[Stored items]
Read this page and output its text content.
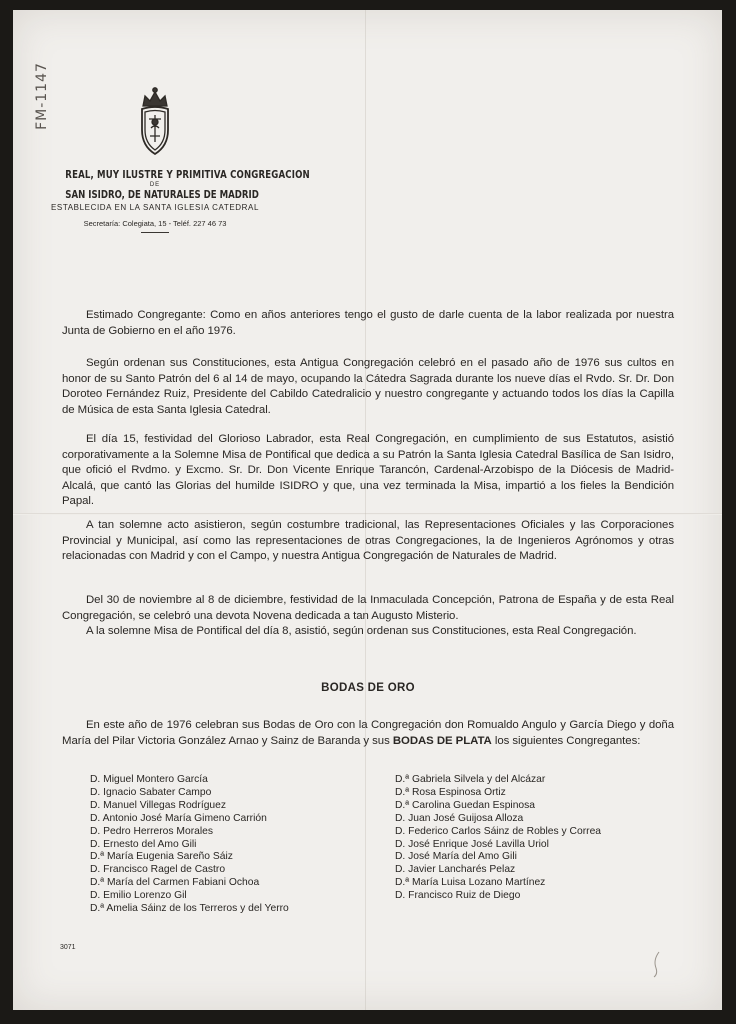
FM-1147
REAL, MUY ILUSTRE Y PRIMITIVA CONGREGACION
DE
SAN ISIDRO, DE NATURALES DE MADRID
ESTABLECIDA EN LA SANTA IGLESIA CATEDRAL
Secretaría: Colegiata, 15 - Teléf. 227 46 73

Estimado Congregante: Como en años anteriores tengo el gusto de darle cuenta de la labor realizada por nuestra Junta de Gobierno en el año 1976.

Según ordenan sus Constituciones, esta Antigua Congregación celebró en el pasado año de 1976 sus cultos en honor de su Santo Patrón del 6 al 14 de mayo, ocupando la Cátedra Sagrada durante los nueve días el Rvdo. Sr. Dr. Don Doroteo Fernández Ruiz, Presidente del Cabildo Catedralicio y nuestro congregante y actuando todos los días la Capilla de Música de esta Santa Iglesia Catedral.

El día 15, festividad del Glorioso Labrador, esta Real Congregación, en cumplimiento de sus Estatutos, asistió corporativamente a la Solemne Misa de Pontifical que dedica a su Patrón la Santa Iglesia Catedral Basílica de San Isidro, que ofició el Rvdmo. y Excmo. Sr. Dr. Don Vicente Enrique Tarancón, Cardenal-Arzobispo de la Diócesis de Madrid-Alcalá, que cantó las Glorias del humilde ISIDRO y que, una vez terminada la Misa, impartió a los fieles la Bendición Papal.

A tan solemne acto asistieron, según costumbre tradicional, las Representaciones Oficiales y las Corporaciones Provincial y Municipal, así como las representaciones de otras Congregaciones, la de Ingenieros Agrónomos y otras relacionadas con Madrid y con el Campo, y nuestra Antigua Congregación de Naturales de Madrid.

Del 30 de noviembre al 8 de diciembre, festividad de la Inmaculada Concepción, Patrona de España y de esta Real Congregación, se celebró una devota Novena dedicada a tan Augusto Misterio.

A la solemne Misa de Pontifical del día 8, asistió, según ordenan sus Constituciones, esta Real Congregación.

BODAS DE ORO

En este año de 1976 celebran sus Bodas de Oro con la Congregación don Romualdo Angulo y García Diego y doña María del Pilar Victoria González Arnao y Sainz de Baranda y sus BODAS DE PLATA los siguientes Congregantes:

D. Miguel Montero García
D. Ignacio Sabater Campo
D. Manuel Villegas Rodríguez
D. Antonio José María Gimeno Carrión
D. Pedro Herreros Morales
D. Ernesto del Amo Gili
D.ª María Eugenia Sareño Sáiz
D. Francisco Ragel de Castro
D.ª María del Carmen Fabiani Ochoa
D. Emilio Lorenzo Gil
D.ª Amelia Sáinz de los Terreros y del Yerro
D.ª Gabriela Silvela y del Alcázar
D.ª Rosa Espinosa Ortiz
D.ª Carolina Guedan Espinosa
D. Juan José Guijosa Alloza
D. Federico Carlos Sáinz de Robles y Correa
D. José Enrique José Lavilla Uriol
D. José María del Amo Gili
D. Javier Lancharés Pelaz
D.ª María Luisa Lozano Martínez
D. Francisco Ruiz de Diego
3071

[Instructions for the task] Repeat the material above in full and exactly, apart from the pictures.

[Task result]
Read this page and output its text content.
FM-1147
REAL, MUY ILUSTRE Y PRIMITIVA CONGREGACION
DE
SAN ISIDRO, DE NATURALES DE MADRID
ESTABLECIDA EN LA SANTA IGLESIA CATEDRAL
Secretaría: Colegiata, 15 - Teléf. 227 46 73

Estimado Congregante: Como en años anteriores tengo el gusto de darle cuenta de la labor realizada por nuestra Junta de Gobierno en el año 1976.

Según ordenan sus Constituciones, esta Antigua Congregación celebró en el pasado año de 1976 sus cultos en honor de su Santo Patrón del 6 al 14 de mayo, ocupando la Cátedra Sagrada durante los nueve días el Rvdo. Sr. Dr. Don Doroteo Fernández Ruiz, Presidente del Cabildo Catedralicio y nuestro congregante y actuando todos los días la Capilla de Música de esta Santa Iglesia Catedral.

El día 15, festividad del Glorioso Labrador, esta Real Congregación, en cumplimiento de sus Estatutos, asistió corporativamente a la Solemne Misa de Pontifical que dedica a su Patrón la Santa Iglesia Catedral Basílica de San Isidro, que ofició el Rvdmo. y Excmo. Sr. Dr. Don Vicente Enrique Tarancón, Cardenal-Arzobispo de la Diócesis de Madrid-Alcalá, que cantó las Glorias del humilde ISIDRO y que, una vez terminada la Misa, impartió a los fieles la Bendición Papal.

A tan solemne acto asistieron, según costumbre tradicional, las Representaciones Oficiales y las Corporaciones Provincial y Municipal, así como las representaciones de otras Congregaciones, la de Ingenieros Agrónomos y otras relacionadas con Madrid y con el Campo, y nuestra Antigua Congregación de Naturales de Madrid.

Del 30 de noviembre al 8 de diciembre, festividad de la Inmaculada Concepción, Patrona de España y de esta Real Congregación, se celebró una devota Novena dedicada a tan Augusto Misterio.

A la solemne Misa de Pontifical del día 8, asistió, según ordenan sus Constituciones, esta Real Congregación.

BODAS DE ORO

En este año de 1976 celebran sus Bodas de Oro con la Congregación don Romualdo Angulo y García Diego y doña María del Pilar Victoria González Arnao y Sainz de Baranda y sus BODAS DE PLATA los siguientes Congregantes:

D. Miguel Montero García
D. Ignacio Sabater Campo
D. Manuel Villegas Rodríguez
D. Antonio José María Gimeno Carrión
D. Pedro Herreros Morales
D. Ernesto del Amo Gili
D.ª María Eugenia Sareño Sáiz
D. Francisco Ragel de Castro
D.ª María del Carmen Fabiani Ochoa
D. Emilio Lorenzo Gil
D.ª Amelia Sáinz de los Terreros y del Yerro
D.ª Gabriela Silvela y del Alcázar
D.ª Rosa Espinosa Ortiz
D.ª Carolina Guedan Espinosa
D. Juan José Guijosa Alloza
D. Federico Carlos Sáinz de Robles y Correa
D. José Enrique José Lavilla Uriol
D. José María del Amo Gili
D. Javier Lancharés Pelaz
D.ª María Luisa Lozano Martínez
D. Francisco Ruiz de Diego
3071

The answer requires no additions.